Problem details —
In the passage on the Vulliamy clock, in what year did the Jump firm receive the Royal Warrant?

No. 206 - sold Christie’s, London, 15 September 2004, lot 41.
No. 240 - From the collection of the Hon. Mrs Nellie Ionides, sold Sotheby's, Buxted Park, Sussex, 24 May 1971, lot 13, to Asprey.
No. 258 - The Collection of His Majesty the King, originally bought for the Duke of Clarence, Clarence House, subsequently moved to Windsor Castle and now in the Green Room at Frogmore House, Berkshire. (RCIN 30051).
No. ‘282’ – The present clock.

The Wedgwood and Jump mystery
The walking putto figures were originally commissioned by Benjamin Vulliamy (1747-1811) from William Duesbury’s Derby porcelain manufactory (William Duesbury II, 1763-96). These were originally modelled by John Deare (1759-98) and supplied from 1783, later remodelled, as with the present clock, with the addition of a modest sash, probably to conform with changes of taste, by Charles Peart (1759-98) and appeared from 1787 (Ledger and Smith, op. cit. p. 106). The present figures are uniquely each impressed WEDGWOOD to the underside of the feet and although conforming generally to the Peart models have various differences to dimensions and proportions.
Despite Vulliamy’s concern at the quality of the Derby production there is no known record of him approaching Wedgwood as an alternative source for these models of ‘boys’, despite using Wedgwood for their jasperware plaques during this period.
The ink number ‘282’ to the rear dust cover would conform to Vulliamy’s production of the 1790’s and the primary elements of the case (column, socle and plinth) would appear to date from this period. The Jump movement, of the traditional slender Vulliamy type, quite likely dates from after the 1850’s when, following the death of Benjamin Lewis Vulliamy (1780-1854), Joseph Jump and his brother Alfred set up business as ‘successors to Vulliamy’ at 1a Old Bond Street having been bequeathed lathes and other implements. The Jump family had a long association with Vulliamy; Richard Jump (b. 1785) working for Benjamin’s son Benjamin Lewis from 1812, his sons Richard and Joseph were apprenticed to Vulliamy in 1825 and 1827 respectively. The firm acquired the Royal Warrant in 1910 and ceased trading in 1934.

Data segment —
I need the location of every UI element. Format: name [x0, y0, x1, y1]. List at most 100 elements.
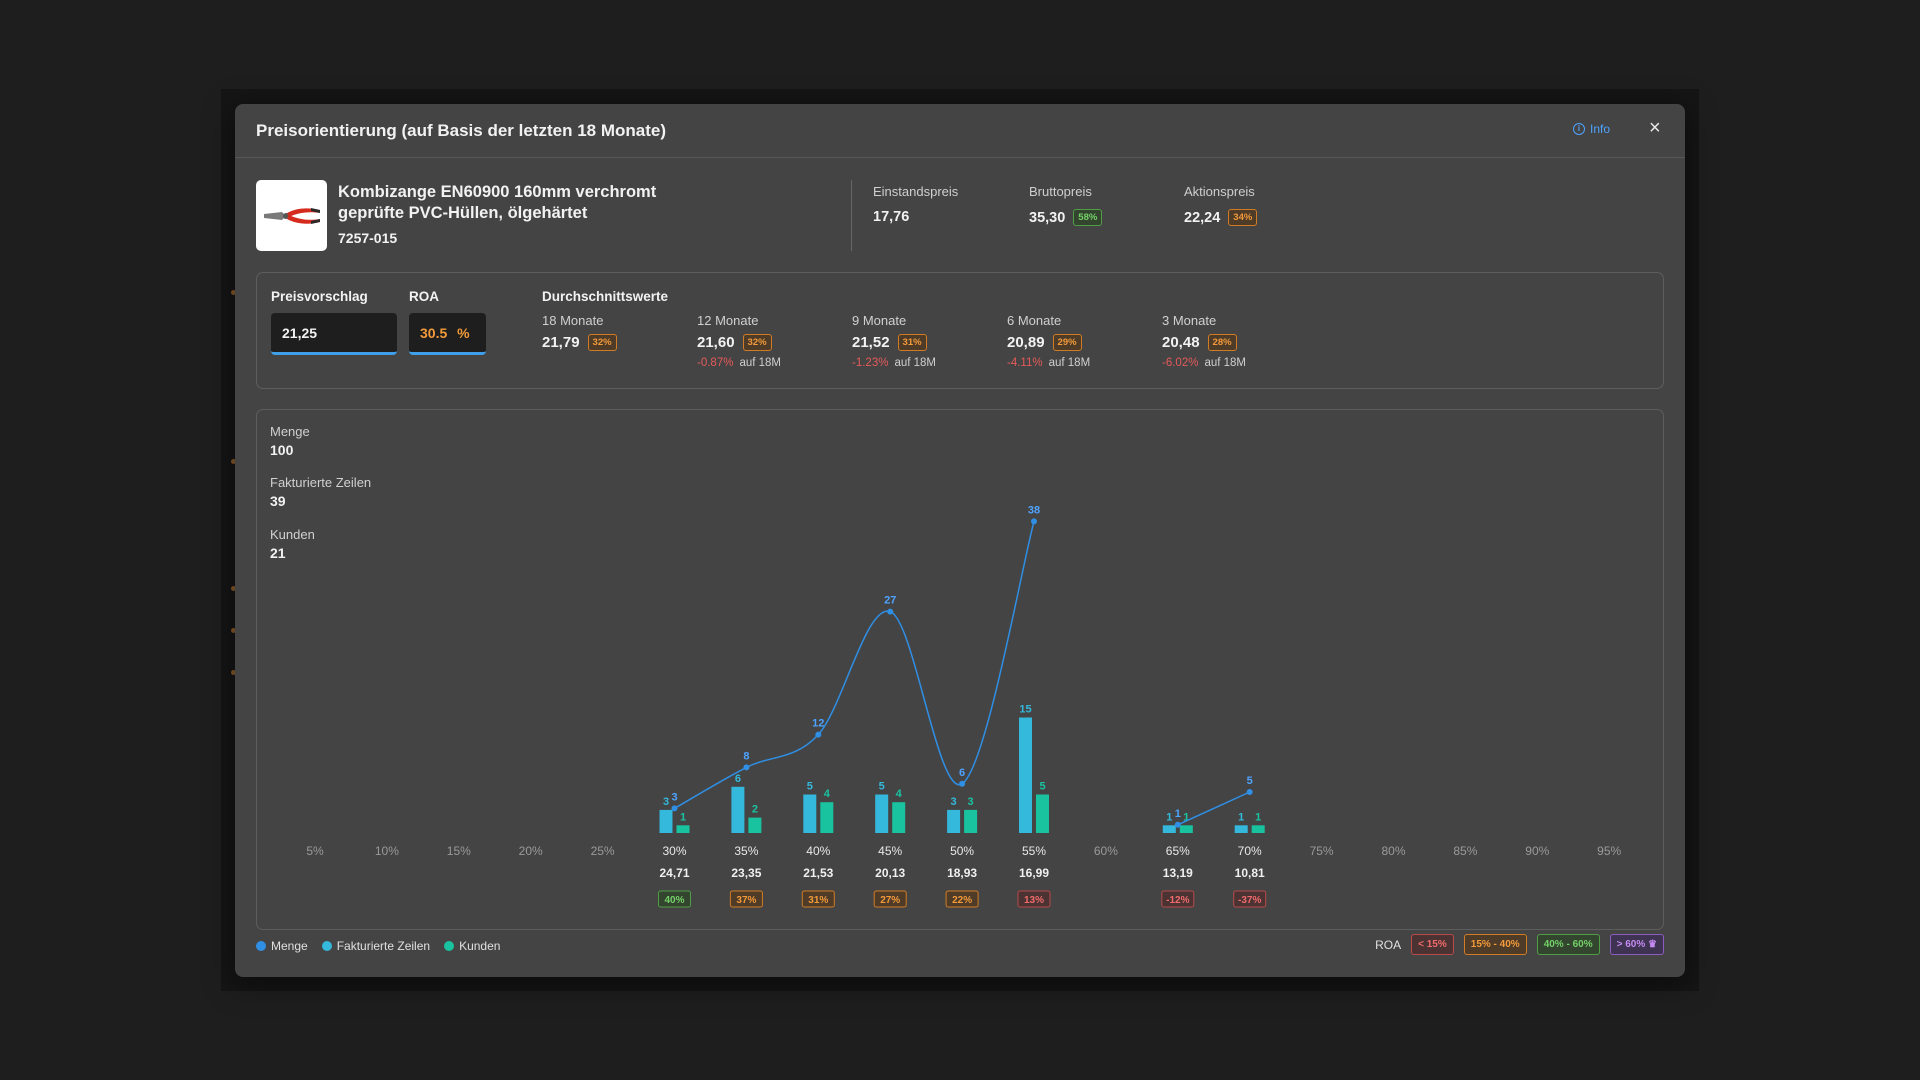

Solution to this problem —
1910